* [Problem to work on]
Retype each line of the material exactly, please, skipping any picture in it.

(Extracted data entries)
------------------------------

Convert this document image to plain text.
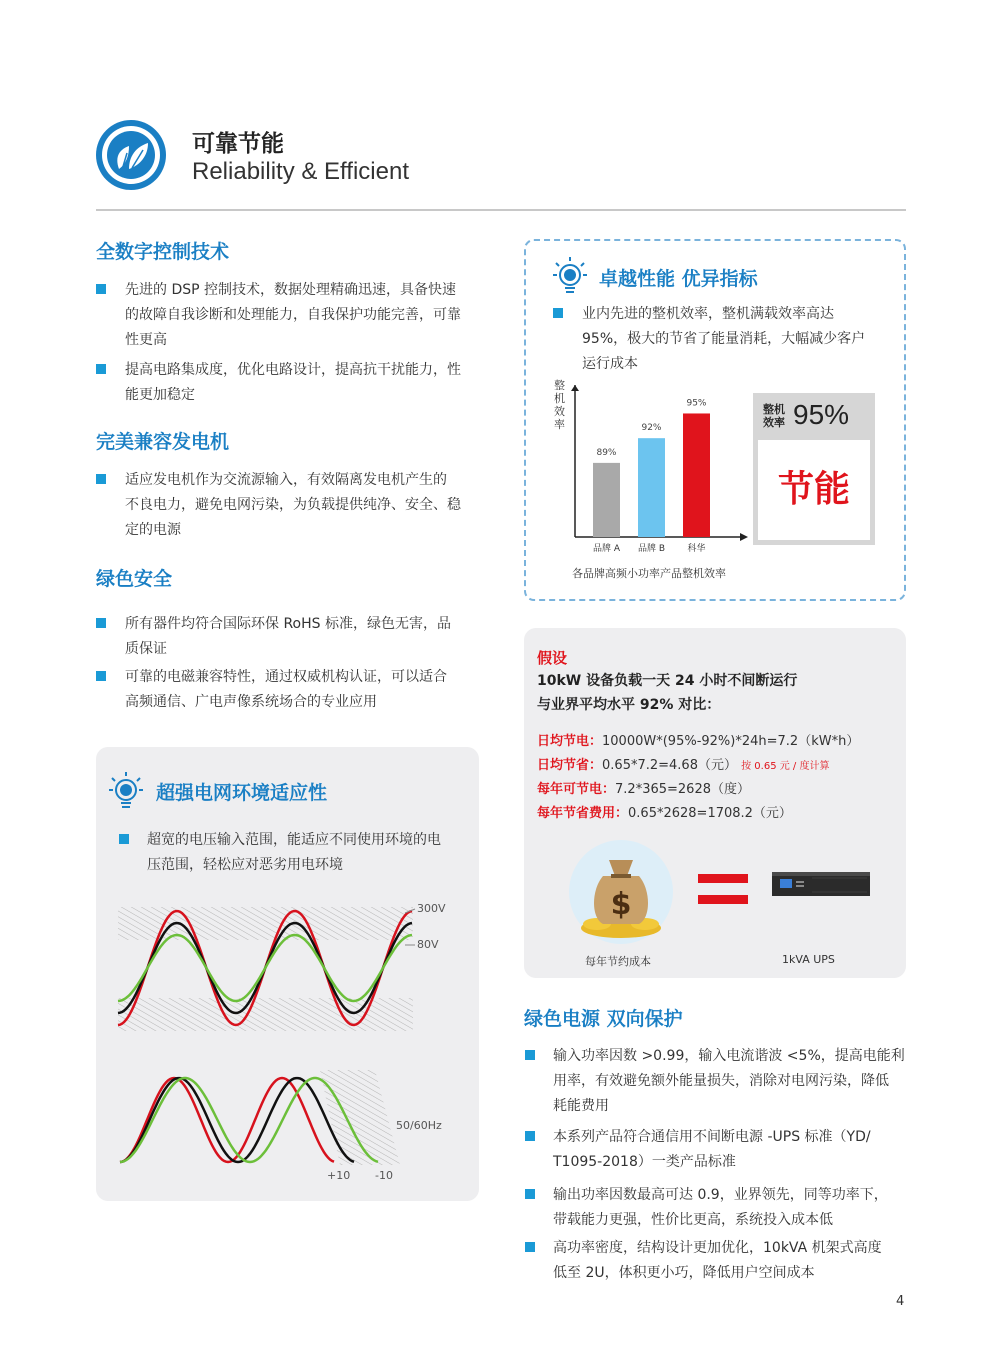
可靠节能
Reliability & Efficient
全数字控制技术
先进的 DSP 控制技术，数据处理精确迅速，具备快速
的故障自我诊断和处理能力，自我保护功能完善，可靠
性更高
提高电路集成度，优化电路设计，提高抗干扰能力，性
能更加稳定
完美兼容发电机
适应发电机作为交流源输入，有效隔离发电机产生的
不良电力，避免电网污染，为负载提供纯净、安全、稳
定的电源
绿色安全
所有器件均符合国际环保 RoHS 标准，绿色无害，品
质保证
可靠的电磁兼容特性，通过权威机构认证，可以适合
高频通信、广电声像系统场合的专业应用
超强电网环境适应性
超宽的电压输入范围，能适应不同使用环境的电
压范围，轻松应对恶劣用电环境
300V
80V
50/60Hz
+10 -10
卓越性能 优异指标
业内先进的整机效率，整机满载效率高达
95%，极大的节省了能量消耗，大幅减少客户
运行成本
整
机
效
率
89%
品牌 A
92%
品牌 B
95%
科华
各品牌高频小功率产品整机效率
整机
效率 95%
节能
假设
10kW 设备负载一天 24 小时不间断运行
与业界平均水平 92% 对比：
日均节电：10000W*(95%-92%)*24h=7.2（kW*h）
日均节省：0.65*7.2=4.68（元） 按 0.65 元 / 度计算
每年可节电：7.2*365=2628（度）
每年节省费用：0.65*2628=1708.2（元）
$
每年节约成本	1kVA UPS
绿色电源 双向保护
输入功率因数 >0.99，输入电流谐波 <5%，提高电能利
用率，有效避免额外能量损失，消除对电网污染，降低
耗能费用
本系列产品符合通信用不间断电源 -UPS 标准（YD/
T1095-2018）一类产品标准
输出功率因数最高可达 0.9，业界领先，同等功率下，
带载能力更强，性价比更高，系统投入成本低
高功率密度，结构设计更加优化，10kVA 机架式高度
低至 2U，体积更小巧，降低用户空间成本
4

------------------------------

* [Right answer]
Convert this document image to plain text.
可靠节能
Reliability & Efficient
全数字控制技术
先进的 DSP 控制技术，数据处理精确迅速，具备快速
的故障自我诊断和处理能力，自我保护功能完善，可靠
性更高
提高电路集成度，优化电路设计，提高抗干扰能力，性
能更加稳定
完美兼容发电机
适应发电机作为交流源输入，有效隔离发电机产生的
不良电力，避免电网污染，为负载提供纯净、安全、稳
定的电源
绿色安全
所有器件均符合国际环保 RoHS 标准，绿色无害，品
质保证
可靠的电磁兼容特性，通过权威机构认证，可以适合
高频通信、广电声像系统场合的专业应用
超强电网环境适应性
超宽的电压输入范围，能适应不同使用环境的电
压范围，轻松应对恶劣用电环境
300V
80V
50/60Hz
+10 -10
卓越性能 优异指标
业内先进的整机效率，整机满载效率高达
95%，极大的节省了能量消耗，大幅减少客户
运行成本
整
机
效
率
89%
品牌 A
92%
品牌 B
95%
科华
各品牌高频小功率产品整机效率
整机
效率 95%
节能
假设
10kW 设备负载一天 24 小时不间断运行
与业界平均水平 92% 对比：
日均节电：10000W*(95%-92%)*24h=7.2（kW*h）
日均节省：0.65*7.2=4.68（元） 按 0.65 元 / 度计算
每年可节电：7.2*365=2628（度）
每年节省费用：0.65*2628=1708.2（元）
$
每年节约成本	1kVA UPS
绿色电源 双向保护
输入功率因数 >0.99，输入电流谐波 <5%，提高电能利
用率，有效避免额外能量损失，消除对电网污染，降低
耗能费用
本系列产品符合通信用不间断电源 -UPS 标准（YD/
T1095-2018）一类产品标准
输出功率因数最高可达 0.9，业界领先，同等功率下，
带载能力更强，性价比更高，系统投入成本低
高功率密度，结构设计更加优化，10kVA 机架式高度
低至 2U，体积更小巧，降低用户空间成本
4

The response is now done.